▶ _Task description_
All the data must come back unchanged, except that pictures are left out.

▶ _Input records_

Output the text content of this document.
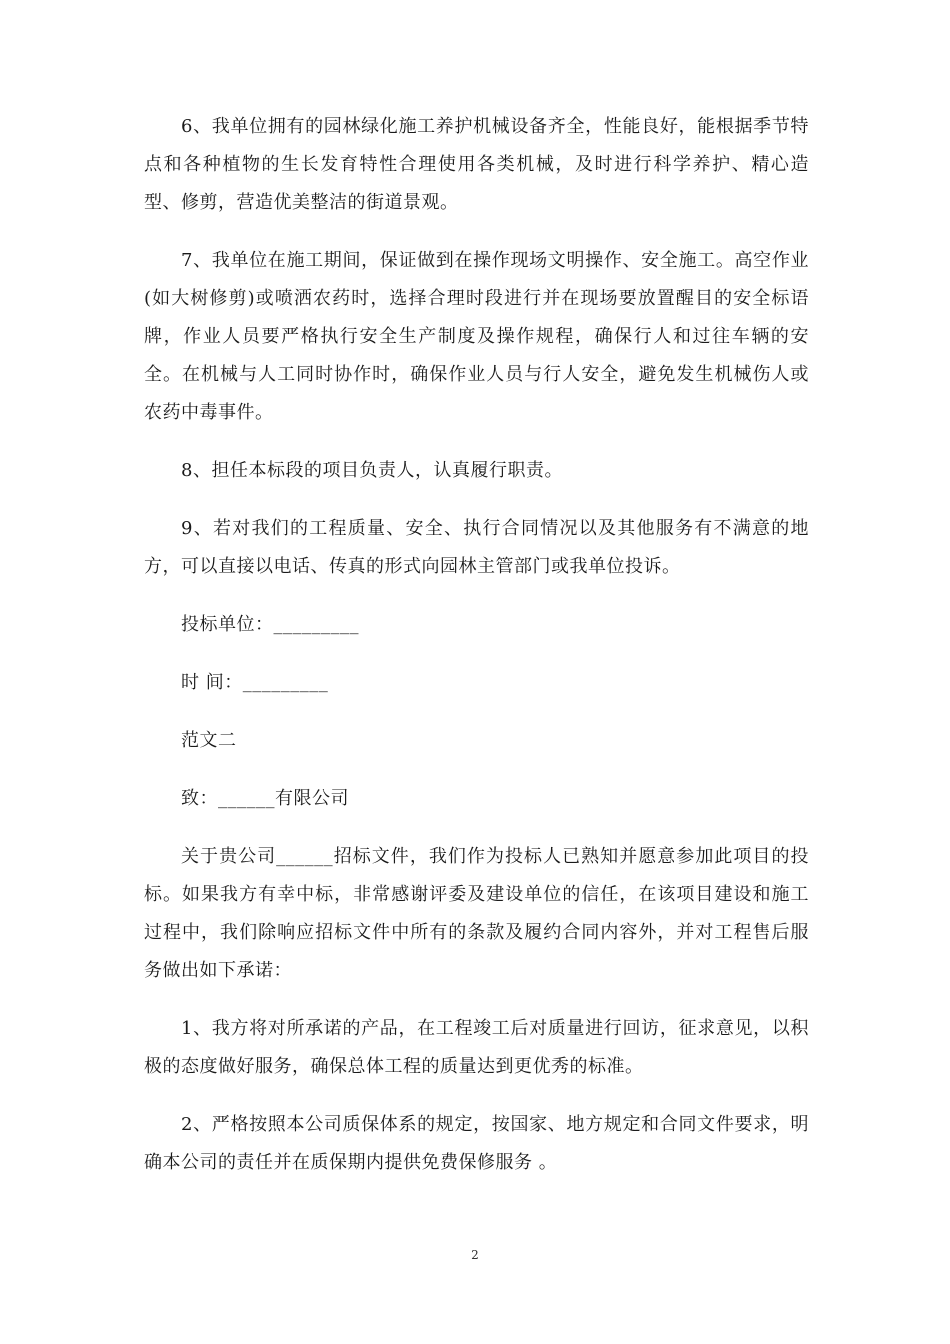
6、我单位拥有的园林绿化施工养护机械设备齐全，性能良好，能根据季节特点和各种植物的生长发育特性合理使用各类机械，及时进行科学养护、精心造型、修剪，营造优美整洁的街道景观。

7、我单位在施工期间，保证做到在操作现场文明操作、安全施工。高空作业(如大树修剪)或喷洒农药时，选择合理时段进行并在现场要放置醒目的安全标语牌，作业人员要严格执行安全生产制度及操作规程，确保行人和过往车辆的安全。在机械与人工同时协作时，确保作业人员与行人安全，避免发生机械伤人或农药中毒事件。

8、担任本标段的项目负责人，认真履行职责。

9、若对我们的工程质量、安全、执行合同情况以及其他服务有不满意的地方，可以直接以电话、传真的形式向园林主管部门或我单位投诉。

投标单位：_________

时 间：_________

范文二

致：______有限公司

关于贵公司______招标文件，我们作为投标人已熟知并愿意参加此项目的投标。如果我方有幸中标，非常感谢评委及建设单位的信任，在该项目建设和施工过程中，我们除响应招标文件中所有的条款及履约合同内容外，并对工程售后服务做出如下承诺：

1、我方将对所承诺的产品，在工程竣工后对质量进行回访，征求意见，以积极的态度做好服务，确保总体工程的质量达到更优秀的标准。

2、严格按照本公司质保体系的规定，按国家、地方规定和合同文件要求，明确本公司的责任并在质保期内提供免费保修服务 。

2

▶ _Solution to this problem_
Output the text content of this document.
6、我单位拥有的园林绿化施工养护机械设备齐全，性能良好，能根据季节特点和各种植物的生长发育特性合理使用各类机械，及时进行科学养护、精心造型、修剪，营造优美整洁的街道景观。

7、我单位在施工期间，保证做到在操作现场文明操作、安全施工。高空作业(如大树修剪)或喷洒农药时，选择合理时段进行并在现场要放置醒目的安全标语牌，作业人员要严格执行安全生产制度及操作规程，确保行人和过往车辆的安全。在机械与人工同时协作时，确保作业人员与行人安全，避免发生机械伤人或农药中毒事件。

8、担任本标段的项目负责人，认真履行职责。

9、若对我们的工程质量、安全、执行合同情况以及其他服务有不满意的地方，可以直接以电话、传真的形式向园林主管部门或我单位投诉。

投标单位：_________

时 间：_________

范文二

致：______有限公司

关于贵公司______招标文件，我们作为投标人已熟知并愿意参加此项目的投标。如果我方有幸中标，非常感谢评委及建设单位的信任，在该项目建设和施工过程中，我们除响应招标文件中所有的条款及履约合同内容外，并对工程售后服务做出如下承诺：

1、我方将对所承诺的产品，在工程竣工后对质量进行回访，征求意见，以积极的态度做好服务，确保总体工程的质量达到更优秀的标准。

2、严格按照本公司质保体系的规定，按国家、地方规定和合同文件要求，明确本公司的责任并在质保期内提供免费保修服务 。

2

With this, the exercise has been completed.